- [WHAT YOU SHOULD DO]
Pictures stay out; everything else in the records below is copied exactly.

- [DATASET EXCERPTS]
··········

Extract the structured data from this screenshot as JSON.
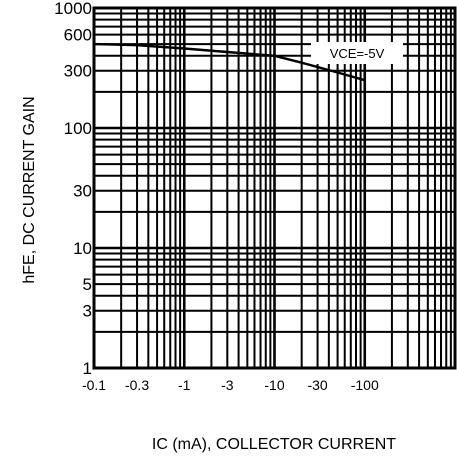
{
  "chart_data": {
    "type": "line",
    "title": "",
    "xlabel": "IC (mA), COLLECTOR CURRENT",
    "ylabel": "hFE, DC CURRENT GAIN",
    "x_scale": "log",
    "y_scale": "log",
    "xlim": [
      -0.1,
      -1000
    ],
    "ylim": [
      1,
      1000
    ],
    "grid": true,
    "x_ticks": [
      {
        "value": -0.1,
        "label": "-0.1"
      },
      {
        "value": -0.3,
        "label": "-0.3"
      },
      {
        "value": -1,
        "label": "-1"
      },
      {
        "value": -3,
        "label": "-3"
      },
      {
        "value": -10,
        "label": "-10"
      },
      {
        "value": -30,
        "label": "-30"
      },
      {
        "value": -100,
        "label": "-100"
      }
    ],
    "y_ticks": [
      {
        "value": 1000,
        "label": "1000"
      },
      {
        "value": 600,
        "label": "600"
      },
      {
        "value": 300,
        "label": "300"
      },
      {
        "value": 100,
        "label": "100"
      },
      {
        "value": 30,
        "label": "30"
      },
      {
        "value": 10,
        "label": "10"
      },
      {
        "value": 5,
        "label": "5"
      },
      {
        "value": 3,
        "label": "3"
      },
      {
        "value": 1,
        "label": "1"
      }
    ],
    "annotation": "VCE=-5V",
    "series": [
      {
        "x": [
          -0.1,
          -0.3,
          -1,
          -3,
          -10,
          -20,
          -50,
          -100
        ],
        "y": [
          500,
          490,
          460,
          430,
          400,
          350,
          290,
          250
        ]
      }
    ]
  }
}
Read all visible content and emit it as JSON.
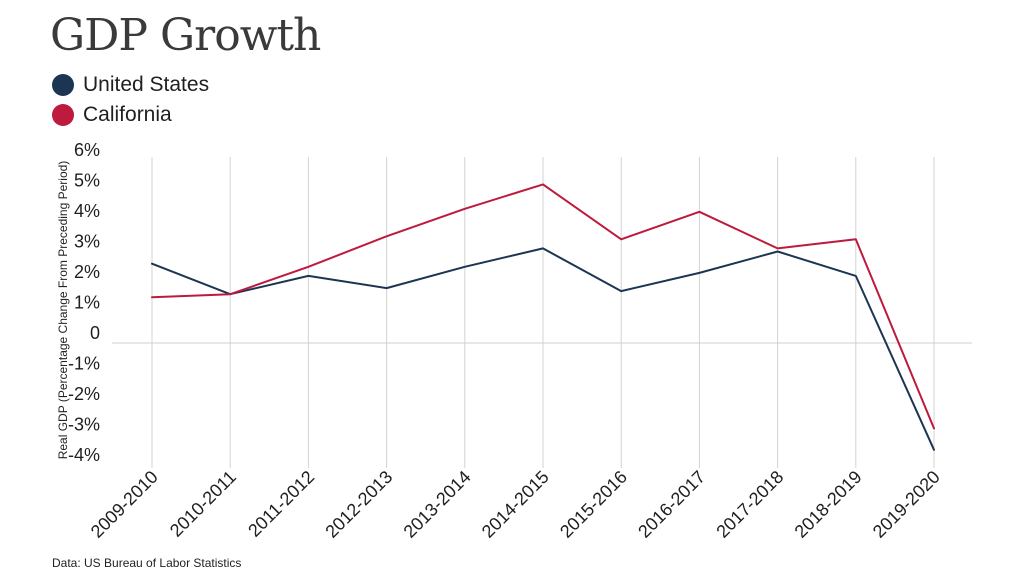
{
  "title": "GDP Growth",
  "source": "Data: US Bureau of Labor Statistics",
  "colors": {
    "us": "#1c3553",
    "ca": "#bd1a3d",
    "grid": "#d3d3d3",
    "zero": "#cfcfcf"
  },
  "chart_data": {
    "type": "line",
    "title": "GDP Growth",
    "xlabel": "",
    "ylabel": "Real GDP (Percentage Change From Preceding Period)",
    "categories": [
      "2009-2010",
      "2010-2011",
      "2011-2012",
      "2012-2013",
      "2013-2014",
      "2014-2015",
      "2015-2016",
      "2016-2017",
      "2017-2018",
      "2018-2019",
      "2019-2020"
    ],
    "yticks": [
      6,
      5,
      4,
      3,
      2,
      1,
      0,
      -1,
      -2,
      -3,
      -4
    ],
    "ytick_labels": [
      "6%",
      "5%",
      "4%",
      "3%",
      "2%",
      "1%",
      "0",
      "-1%",
      "-2%",
      "-3%",
      "-4%"
    ],
    "ylim": [
      -4,
      6
    ],
    "grid": "vertical",
    "legend_position": "top-left",
    "series": [
      {
        "name": "United States",
        "color": "#1c3553",
        "values": [
          2.6,
          1.6,
          2.2,
          1.8,
          2.5,
          3.1,
          1.7,
          2.3,
          3.0,
          2.2,
          -3.5
        ]
      },
      {
        "name": "California",
        "color": "#bd1a3d",
        "values": [
          1.5,
          1.6,
          2.5,
          3.5,
          4.4,
          5.2,
          3.4,
          4.3,
          3.1,
          3.4,
          -2.8
        ]
      }
    ]
  }
}
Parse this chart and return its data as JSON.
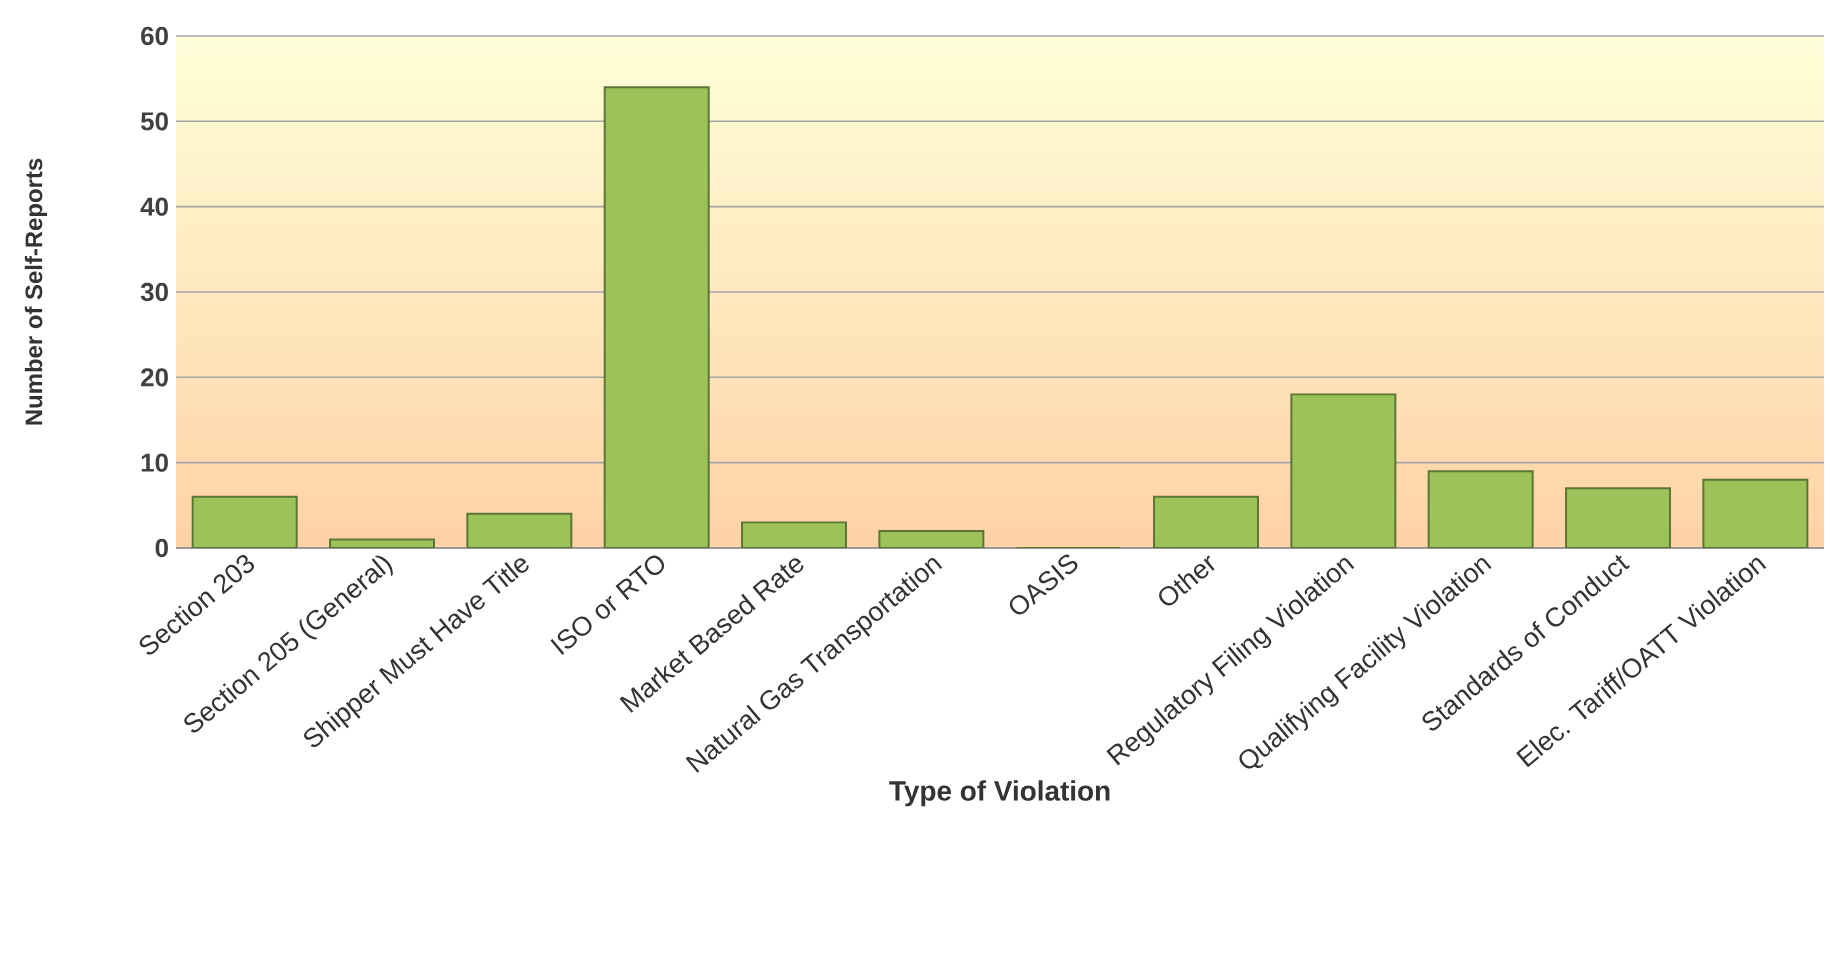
{
  "chart_data": {
    "type": "bar",
    "categories": [
      "Section 203",
      "Section 205 (General)",
      "Shipper Must Have Title",
      "ISO or RTO",
      "Market Based Rate",
      "Natural Gas Transportation",
      "OASIS",
      "Other",
      "Regulatory Filing Violation",
      "Qualifying Facility Violation",
      "Standards of Conduct",
      "Elec. Tariff/OATT Violation"
    ],
    "values": [
      6,
      1,
      4,
      54,
      3,
      2,
      0,
      6,
      18,
      9,
      7,
      8
    ],
    "color": "#9bc35a",
    "xlabel": "Type of Violation",
    "ylabel": "Number of Self-Reports",
    "ylim": [
      0,
      60
    ],
    "yticks": [
      0,
      10,
      20,
      30,
      40,
      50,
      60
    ],
    "grid": "y"
  }
}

··········

- [RESPONSE FOR THIS EXERCISE]
Extract the structured data from this screenshot as JSON.
{
  "chart_data": {
    "type": "line",
    "title": "",
    "xlabel": "IC (mA), COLLECTOR CURRENT",
    "ylabel": "hFE, DC CURRENT GAIN",
    "x_scale": "log",
    "y_scale": "log",
    "xlim": [
      -0.1,
      -1000
    ],
    "ylim": [
      1,
      1000
    ],
    "grid": true,
    "x_ticks": [
      {
        "value": -0.1,
        "label": "-0.1"
      },
      {
        "value": -0.3,
        "label": "-0.3"
      },
      {
        "value": -1,
        "label": "-1"
      },
      {
        "value": -3,
        "label": "-3"
      },
      {
        "value": -10,
        "label": "-10"
      },
      {
        "value": -30,
        "label": "-30"
      },
      {
        "value": -100,
        "label": "-100"
      }
    ],
    "y_ticks": [
      {
        "value": 1000,
        "label": "1000"
      },
      {
        "value": 600,
        "label": "600"
      },
      {
        "value": 300,
        "label": "300"
      },
      {
        "value": 100,
        "label": "100"
      },
      {
        "value": 30,
        "label": "30"
      },
      {
        "value": 10,
        "label": "10"
      },
      {
        "value": 5,
        "label": "5"
      },
      {
        "value": 3,
        "label": "3"
      },
      {
        "value": 1,
        "label": "1"
      }
    ],
    "annotation": "VCE=-5V",
    "series": [
      {
        "x": [
          -0.1,
          -0.3,
          -1,
          -3,
          -10,
          -20,
          -50,
          -100
        ],
        "y": [
          500,
          490,
          460,
          430,
          400,
          350,
          290,
          250
        ]
      }
    ]
  }
}
Read all visible content and emit it as JSON.
{
  "title": "GDP Growth",
  "source": "Data: US Bureau of Labor Statistics",
  "colors": {
    "us": "#1c3553",
    "ca": "#bd1a3d",
    "grid": "#d3d3d3",
    "zero": "#cfcfcf"
  },
  "chart_data": {
    "type": "line",
    "title": "GDP Growth",
    "xlabel": "",
    "ylabel": "Real GDP (Percentage Change From Preceding Period)",
    "categories": [
      "2009-2010",
      "2010-2011",
      "2011-2012",
      "2012-2013",
      "2013-2014",
      "2014-2015",
      "2015-2016",
      "2016-2017",
      "2017-2018",
      "2018-2019",
      "2019-2020"
    ],
    "yticks": [
      6,
      5,
      4,
      3,
      2,
      1,
      0,
      -1,
      -2,
      -3,
      -4
    ],
    "ytick_labels": [
      "6%",
      "5%",
      "4%",
      "3%",
      "2%",
      "1%",
      "0",
      "-1%",
      "-2%",
      "-3%",
      "-4%"
    ],
    "ylim": [
      -4,
      6
    ],
    "grid": "vertical",
    "legend_position": "top-left",
    "series": [
      {
        "name": "United States",
        "color": "#1c3553",
        "values": [
          2.6,
          1.6,
          2.2,
          1.8,
          2.5,
          3.1,
          1.7,
          2.3,
          3.0,
          2.2,
          -3.5
        ]
      },
      {
        "name": "California",
        "color": "#bd1a3d",
        "values": [
          1.5,
          1.6,
          2.5,
          3.5,
          4.4,
          5.2,
          3.4,
          4.3,
          3.1,
          3.4,
          -2.8
        ]
      }
    ]
  }
}
Parse this chart and return its data as JSON.
{
  "chart_data": {
    "type": "bar",
    "categories": [
      "Section 203",
      "Section 205 (General)",
      "Shipper Must Have Title",
      "ISO or RTO",
      "Market Based Rate",
      "Natural Gas Transportation",
      "OASIS",
      "Other",
      "Regulatory Filing Violation",
      "Qualifying Facility Violation",
      "Standards of Conduct",
      "Elec. Tariff/OATT Violation"
    ],
    "values": [
      6,
      1,
      4,
      54,
      3,
      2,
      0,
      6,
      18,
      9,
      7,
      8
    ],
    "color": "#9bc35a",
    "xlabel": "Type of Violation",
    "ylabel": "Number of Self-Reports",
    "ylim": [
      0,
      60
    ],
    "yticks": [
      0,
      10,
      20,
      30,
      40,
      50,
      60
    ],
    "grid": "y"
  }
}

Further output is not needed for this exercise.